┌──

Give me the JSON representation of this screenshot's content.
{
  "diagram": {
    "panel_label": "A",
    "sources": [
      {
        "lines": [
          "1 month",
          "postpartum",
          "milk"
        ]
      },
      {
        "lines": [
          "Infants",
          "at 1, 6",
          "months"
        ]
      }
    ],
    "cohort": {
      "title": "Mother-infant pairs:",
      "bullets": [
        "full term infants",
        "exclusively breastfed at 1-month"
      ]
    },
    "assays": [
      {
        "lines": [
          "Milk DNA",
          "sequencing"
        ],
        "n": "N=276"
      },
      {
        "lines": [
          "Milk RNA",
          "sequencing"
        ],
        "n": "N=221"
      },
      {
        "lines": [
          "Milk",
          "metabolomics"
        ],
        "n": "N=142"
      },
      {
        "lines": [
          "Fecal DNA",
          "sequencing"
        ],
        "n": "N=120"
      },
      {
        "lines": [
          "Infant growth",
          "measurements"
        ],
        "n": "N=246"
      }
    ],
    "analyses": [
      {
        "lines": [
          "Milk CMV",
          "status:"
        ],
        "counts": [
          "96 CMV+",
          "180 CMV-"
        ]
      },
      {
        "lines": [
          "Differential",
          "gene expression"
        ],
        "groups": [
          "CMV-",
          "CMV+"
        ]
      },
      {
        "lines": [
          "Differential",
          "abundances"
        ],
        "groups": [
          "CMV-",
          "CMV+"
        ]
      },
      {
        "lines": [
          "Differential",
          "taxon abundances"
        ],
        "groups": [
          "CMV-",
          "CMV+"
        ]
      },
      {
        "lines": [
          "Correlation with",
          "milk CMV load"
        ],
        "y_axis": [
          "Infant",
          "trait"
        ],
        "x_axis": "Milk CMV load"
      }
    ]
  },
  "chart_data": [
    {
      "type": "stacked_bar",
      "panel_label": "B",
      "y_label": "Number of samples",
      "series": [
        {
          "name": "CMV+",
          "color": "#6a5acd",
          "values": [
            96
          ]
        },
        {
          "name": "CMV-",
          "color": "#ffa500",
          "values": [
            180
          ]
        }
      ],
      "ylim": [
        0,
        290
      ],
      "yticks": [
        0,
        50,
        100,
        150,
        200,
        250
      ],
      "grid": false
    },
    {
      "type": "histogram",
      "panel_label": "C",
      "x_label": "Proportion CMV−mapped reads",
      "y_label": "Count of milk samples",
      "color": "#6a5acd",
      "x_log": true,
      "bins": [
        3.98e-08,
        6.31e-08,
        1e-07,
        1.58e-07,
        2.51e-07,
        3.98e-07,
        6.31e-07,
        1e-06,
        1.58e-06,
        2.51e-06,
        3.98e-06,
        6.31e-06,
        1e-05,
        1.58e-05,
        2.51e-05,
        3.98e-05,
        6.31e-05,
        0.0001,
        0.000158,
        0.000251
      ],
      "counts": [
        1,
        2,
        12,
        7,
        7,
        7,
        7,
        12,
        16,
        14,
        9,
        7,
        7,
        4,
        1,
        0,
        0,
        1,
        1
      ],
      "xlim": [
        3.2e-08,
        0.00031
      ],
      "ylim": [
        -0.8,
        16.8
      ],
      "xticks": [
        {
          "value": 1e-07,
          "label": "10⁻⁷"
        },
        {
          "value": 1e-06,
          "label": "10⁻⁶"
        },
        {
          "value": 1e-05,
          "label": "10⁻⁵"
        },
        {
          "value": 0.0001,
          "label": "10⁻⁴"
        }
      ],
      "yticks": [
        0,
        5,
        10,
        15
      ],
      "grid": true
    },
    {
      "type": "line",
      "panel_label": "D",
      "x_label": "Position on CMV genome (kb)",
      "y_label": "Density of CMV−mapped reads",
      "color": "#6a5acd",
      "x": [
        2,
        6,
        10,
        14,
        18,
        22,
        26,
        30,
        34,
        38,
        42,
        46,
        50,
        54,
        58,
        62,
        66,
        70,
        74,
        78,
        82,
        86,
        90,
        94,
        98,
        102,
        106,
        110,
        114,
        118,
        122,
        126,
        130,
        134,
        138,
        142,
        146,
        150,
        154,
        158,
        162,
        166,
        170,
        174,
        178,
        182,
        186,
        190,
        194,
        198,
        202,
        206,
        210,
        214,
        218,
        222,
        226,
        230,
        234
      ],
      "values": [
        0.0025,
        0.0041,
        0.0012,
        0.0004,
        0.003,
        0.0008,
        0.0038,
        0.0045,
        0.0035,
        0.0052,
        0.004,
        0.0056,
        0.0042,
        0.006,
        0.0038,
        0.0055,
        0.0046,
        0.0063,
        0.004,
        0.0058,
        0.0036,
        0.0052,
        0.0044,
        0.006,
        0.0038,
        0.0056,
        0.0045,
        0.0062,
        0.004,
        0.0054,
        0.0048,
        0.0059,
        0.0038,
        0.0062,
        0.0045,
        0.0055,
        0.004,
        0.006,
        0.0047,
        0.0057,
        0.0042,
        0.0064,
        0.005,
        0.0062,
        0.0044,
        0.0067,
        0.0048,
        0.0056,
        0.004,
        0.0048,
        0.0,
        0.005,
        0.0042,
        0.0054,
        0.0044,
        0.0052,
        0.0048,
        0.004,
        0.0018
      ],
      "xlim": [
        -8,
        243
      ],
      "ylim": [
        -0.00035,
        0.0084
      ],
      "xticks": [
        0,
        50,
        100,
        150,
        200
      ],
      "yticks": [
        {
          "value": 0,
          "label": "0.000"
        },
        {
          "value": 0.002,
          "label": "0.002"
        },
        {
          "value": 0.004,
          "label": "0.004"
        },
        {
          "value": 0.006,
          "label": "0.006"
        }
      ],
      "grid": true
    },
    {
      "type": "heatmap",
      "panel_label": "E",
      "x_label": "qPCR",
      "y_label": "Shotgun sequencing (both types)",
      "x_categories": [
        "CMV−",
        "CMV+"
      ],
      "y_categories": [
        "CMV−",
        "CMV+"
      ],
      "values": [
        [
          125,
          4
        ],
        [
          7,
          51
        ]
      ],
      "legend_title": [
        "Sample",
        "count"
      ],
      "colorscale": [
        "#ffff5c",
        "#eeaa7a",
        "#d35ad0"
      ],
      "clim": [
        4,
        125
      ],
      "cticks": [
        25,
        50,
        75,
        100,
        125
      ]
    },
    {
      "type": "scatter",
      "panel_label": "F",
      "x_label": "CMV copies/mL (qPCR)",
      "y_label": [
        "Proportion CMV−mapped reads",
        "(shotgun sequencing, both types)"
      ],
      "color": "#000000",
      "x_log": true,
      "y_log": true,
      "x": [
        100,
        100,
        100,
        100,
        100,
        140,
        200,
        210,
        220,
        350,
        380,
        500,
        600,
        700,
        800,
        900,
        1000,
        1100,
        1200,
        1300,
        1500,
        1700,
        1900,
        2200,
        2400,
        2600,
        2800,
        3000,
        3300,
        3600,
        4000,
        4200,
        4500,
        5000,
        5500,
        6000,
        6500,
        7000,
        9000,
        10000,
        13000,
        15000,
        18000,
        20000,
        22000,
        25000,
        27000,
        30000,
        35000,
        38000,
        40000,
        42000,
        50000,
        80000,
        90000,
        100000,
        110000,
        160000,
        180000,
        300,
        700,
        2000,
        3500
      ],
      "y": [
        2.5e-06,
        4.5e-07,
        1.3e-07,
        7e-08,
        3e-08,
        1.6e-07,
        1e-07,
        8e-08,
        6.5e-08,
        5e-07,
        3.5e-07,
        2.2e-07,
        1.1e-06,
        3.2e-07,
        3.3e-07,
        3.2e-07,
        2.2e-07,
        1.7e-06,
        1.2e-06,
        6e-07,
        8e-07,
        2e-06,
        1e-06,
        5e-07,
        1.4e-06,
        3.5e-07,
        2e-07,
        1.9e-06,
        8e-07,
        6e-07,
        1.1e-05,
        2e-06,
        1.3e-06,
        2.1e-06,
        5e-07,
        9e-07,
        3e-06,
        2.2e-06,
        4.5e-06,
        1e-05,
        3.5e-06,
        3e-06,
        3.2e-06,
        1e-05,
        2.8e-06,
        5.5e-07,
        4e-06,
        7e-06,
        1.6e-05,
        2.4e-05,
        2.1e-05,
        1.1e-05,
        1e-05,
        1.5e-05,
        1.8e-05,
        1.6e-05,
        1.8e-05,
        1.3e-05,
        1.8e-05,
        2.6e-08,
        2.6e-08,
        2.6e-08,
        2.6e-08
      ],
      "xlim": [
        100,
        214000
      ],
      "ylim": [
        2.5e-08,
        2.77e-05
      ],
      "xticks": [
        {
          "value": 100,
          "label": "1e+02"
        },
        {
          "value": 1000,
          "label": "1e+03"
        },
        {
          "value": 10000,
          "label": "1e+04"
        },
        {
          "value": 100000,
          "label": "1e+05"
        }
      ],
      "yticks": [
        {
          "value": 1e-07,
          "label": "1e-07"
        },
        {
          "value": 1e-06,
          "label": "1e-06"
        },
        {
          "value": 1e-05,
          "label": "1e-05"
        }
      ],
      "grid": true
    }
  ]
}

└──

## EXERCISE
Which lines above contain the word "mapped"? Copy each of them.

## WRITTEN SOLUTION
      "x_label": "Proportion CMV−mapped reads",
      "y_label": "Density of CMV−mapped reads",
        "Proportion CMV−mapped reads",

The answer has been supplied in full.